## Set problem
Output all lines exactly.
>> Start Rows
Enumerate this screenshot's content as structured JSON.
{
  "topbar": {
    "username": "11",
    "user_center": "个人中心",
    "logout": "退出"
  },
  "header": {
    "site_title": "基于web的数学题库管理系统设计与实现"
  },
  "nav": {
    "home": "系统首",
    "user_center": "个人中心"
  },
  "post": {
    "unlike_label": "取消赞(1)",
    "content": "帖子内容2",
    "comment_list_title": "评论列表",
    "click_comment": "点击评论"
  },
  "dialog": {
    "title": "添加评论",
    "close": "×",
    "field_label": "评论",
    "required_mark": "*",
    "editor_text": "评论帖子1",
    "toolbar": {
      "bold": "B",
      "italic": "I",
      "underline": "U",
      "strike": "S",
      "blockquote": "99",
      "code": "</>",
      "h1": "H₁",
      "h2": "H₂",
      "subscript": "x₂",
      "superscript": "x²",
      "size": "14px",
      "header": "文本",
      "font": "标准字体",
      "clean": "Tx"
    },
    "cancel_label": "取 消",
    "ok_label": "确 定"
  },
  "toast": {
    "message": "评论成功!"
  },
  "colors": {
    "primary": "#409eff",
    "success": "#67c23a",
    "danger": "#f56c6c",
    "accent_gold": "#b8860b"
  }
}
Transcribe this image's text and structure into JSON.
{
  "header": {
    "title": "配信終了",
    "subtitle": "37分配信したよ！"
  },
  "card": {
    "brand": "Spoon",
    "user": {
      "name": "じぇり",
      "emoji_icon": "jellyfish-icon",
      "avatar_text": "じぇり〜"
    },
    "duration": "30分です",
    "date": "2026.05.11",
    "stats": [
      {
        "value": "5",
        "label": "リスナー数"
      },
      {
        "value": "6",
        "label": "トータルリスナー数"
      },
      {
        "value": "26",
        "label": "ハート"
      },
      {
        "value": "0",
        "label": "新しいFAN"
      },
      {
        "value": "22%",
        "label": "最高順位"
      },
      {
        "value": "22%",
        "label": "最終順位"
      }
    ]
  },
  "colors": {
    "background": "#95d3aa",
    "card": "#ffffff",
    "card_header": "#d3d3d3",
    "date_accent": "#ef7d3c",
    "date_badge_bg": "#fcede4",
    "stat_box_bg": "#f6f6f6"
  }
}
>> End Rows
## Correct answer
Enumerate this screenshot's content as structured JSON.
{
  "topbar": {
    "username": "11",
    "user_center": "个人中心",
    "logout": "退出"
  },
  "header": {
    "site_title": "基于web的数学题库管理系统设计与实现"
  },
  "nav": {
    "home": "系统首",
    "user_center": "个人中心"
  },
  "post": {
    "unlike_label": "取消赞(1)",
    "content": "帖子内容2",
    "comment_list_title": "评论列表",
    "click_comment": "点击评论"
  },
  "dialog": {
    "title": "添加评论",
    "close": "×",
    "field_label": "评论",
    "required_mark": "*",
    "editor_text": "评论帖子1",
    "toolbar": {
      "bold": "B",
      "italic": "I",
      "underline": "U",
      "strike": "S",
      "blockquote": "99",
      "code": "</>",
      "h1": "H₁",
      "h2": "H₂",
      "subscript": "x₂",
      "superscript": "x²",
      "size": "14px",
      "header": "文本",
      "font": "标准字体",
      "clean": "Tx"
    },
    "cancel_label": "取 消",
    "ok_label": "确 定"
  },
  "toast": {
    "message": "评论成功!"
  },
  "colors": {
    "primary": "#409eff",
    "success": "#67c23a",
    "danger": "#f56c6c",
    "accent_gold": "#b8860b"
  }
}
Transcribe this image's text and structure into JSON.
{
  "header": {
    "title": "配信終了",
    "subtitle": "37分配信したよ！"
  },
  "card": {
    "brand": "Spoon",
    "user": {
      "name": "じぇり",
      "emoji_icon": "jellyfish-icon",
      "avatar_text": "じぇり〜"
    },
    "duration": "30分です",
    "date": "2026.05.11",
    "stats": [
      {
        "value": "5",
        "label": "リスナー数"
      },
      {
        "value": "6",
        "label": "トータルリスナー数"
      },
      {
        "value": "26",
        "label": "ハート"
      },
      {
        "value": "0",
        "label": "新しいFAN"
      },
      {
        "value": "22%",
        "label": "最高順位"
      },
      {
        "value": "22%",
        "label": "最終順位"
      }
    ]
  },
  "colors": {
    "background": "#95d3aa",
    "card": "#ffffff",
    "card_header": "#d3d3d3",
    "date_accent": "#ef7d3c",
    "date_badge_bg": "#fcede4",
    "stat_box_bg": "#f6f6f6"
  }
}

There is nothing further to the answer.